===== PROVIDED MATERIAL =====

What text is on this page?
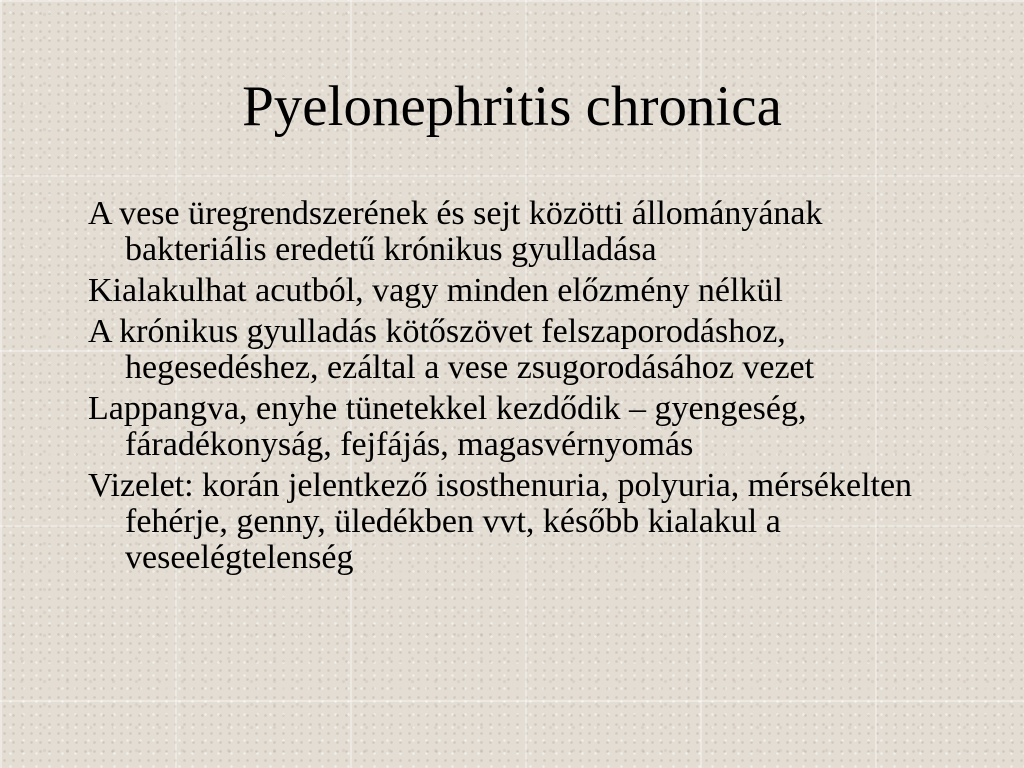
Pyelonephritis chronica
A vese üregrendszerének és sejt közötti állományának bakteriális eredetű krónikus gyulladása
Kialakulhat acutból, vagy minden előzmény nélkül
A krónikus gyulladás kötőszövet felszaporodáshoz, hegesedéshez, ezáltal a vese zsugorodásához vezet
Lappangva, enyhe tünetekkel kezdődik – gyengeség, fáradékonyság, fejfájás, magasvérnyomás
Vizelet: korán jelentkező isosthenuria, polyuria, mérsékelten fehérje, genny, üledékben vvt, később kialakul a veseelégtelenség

=====
===== PROVIDED MATERIAL =====

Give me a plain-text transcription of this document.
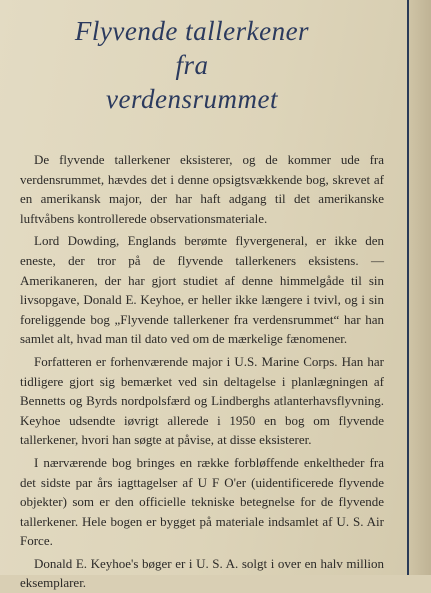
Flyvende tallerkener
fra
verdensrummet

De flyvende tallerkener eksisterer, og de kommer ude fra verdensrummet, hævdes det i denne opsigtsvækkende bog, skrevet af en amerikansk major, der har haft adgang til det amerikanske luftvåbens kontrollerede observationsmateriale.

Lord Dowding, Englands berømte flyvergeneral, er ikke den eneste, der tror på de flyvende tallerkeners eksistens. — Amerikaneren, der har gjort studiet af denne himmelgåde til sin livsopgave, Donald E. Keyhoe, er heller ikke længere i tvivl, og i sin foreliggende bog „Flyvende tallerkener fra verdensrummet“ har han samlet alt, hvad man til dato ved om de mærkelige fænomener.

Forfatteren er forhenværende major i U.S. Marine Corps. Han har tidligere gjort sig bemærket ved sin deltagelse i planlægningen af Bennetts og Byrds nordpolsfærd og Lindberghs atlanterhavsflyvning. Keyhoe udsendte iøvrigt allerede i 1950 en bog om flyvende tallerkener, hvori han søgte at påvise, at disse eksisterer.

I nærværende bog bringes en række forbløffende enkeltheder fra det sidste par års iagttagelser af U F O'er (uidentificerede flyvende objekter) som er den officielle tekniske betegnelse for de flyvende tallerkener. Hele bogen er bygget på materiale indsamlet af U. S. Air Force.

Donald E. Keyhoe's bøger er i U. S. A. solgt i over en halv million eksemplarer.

=====
===== PROVIDED MATERIAL =====

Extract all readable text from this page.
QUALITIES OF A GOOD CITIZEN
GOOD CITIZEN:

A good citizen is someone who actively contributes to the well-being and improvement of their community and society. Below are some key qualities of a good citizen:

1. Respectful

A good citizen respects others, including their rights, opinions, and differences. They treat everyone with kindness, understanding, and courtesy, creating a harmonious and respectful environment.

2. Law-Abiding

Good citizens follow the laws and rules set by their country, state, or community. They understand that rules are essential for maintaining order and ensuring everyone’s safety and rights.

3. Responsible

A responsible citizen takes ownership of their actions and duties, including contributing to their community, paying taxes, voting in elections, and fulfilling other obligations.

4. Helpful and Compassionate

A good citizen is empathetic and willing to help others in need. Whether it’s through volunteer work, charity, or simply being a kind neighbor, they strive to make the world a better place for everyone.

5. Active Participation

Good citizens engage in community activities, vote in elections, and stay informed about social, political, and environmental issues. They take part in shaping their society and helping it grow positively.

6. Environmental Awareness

=====

▶ **PROBLEM DETAILS**:
Using the listing above, state the number of lines that hold "society", with no other text.

▶ **ANSWER IN FULL**:
2